* [GIVEN INSTRUCTION] Copy each line containing the word "أسباب" from the records that follow, please.

* [DATA FOR PROCESSING]
— Start —
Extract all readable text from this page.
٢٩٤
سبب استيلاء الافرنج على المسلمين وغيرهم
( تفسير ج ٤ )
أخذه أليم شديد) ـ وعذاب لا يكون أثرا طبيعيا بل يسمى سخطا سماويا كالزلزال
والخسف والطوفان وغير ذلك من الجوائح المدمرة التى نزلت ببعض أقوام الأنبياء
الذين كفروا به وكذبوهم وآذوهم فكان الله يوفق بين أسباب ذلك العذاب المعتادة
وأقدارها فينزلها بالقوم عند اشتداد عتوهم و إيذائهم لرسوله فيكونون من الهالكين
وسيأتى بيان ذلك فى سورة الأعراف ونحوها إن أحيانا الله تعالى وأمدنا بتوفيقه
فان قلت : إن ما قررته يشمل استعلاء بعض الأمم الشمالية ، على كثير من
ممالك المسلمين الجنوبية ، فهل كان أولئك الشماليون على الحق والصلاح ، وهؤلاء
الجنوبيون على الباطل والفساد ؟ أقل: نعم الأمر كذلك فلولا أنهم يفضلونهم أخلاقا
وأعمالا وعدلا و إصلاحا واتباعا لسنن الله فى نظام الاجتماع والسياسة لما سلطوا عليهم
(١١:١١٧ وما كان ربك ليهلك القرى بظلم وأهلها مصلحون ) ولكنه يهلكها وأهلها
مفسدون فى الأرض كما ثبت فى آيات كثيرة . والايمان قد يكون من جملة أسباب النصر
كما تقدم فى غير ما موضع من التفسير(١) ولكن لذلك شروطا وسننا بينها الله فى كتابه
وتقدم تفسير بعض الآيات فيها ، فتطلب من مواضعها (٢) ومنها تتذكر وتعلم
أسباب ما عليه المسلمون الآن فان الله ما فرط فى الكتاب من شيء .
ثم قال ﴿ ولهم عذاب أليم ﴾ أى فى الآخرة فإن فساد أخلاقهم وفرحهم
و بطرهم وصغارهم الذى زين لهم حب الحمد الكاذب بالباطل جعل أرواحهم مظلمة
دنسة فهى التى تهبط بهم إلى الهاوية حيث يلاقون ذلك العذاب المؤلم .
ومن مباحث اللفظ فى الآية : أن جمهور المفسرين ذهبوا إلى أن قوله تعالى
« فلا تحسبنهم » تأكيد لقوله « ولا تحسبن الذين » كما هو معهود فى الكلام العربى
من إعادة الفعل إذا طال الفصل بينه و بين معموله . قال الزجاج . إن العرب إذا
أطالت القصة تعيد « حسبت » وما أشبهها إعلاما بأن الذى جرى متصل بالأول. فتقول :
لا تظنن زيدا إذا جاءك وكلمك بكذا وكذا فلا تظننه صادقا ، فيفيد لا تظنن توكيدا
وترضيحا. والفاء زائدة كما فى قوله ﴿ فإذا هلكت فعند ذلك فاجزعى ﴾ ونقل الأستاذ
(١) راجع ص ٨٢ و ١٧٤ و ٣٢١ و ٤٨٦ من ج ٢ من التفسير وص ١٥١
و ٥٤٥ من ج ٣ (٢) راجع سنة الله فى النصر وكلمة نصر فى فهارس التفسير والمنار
— End —
* [EXERCISE RESULT]
الذين كفروا به وكذبوهم وآذوهم فكان الله يوفق بين أسباب ذلك العذاب المعتادة
مفسدون فى الأرض كما ثبت فى آيات كثيرة . والايمان قد يكون من جملة أسباب النصر
أسباب ما عليه المسلمون الآن فان الله ما فرط فى الكتاب من شيء .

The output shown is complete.